• WRITTEN REQUEST
Write the material out again in full, exactly.

►

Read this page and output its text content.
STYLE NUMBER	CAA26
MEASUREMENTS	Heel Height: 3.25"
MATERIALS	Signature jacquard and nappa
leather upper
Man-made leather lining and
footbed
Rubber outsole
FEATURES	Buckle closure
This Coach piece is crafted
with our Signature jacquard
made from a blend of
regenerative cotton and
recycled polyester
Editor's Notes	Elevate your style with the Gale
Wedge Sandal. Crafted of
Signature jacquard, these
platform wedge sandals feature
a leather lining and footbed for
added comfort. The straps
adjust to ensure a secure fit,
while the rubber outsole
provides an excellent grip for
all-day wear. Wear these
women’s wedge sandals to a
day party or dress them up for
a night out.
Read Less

◄

• ANSWER TO THE TASK
Read this page and output its text content.
STYLE NUMBER	CAA26
MEASUREMENTS	Heel Height: 3.25"
MATERIALS	Signature jacquard and nappa
leather upper
Man-made leather lining and
footbed
Rubber outsole
FEATURES	Buckle closure
This Coach piece is crafted
with our Signature jacquard
made from a blend of
regenerative cotton and
recycled polyester
Editor's Notes	Elevate your style with the Gale
Wedge Sandal. Crafted of
Signature jacquard, these
platform wedge sandals feature
a leather lining and footbed for
added comfort. The straps
adjust to ensure a secure fit,
while the rubber outsole
provides an excellent grip for
all-day wear. Wear these
women’s wedge sandals to a
day party or dress them up for
a night out.
Read Less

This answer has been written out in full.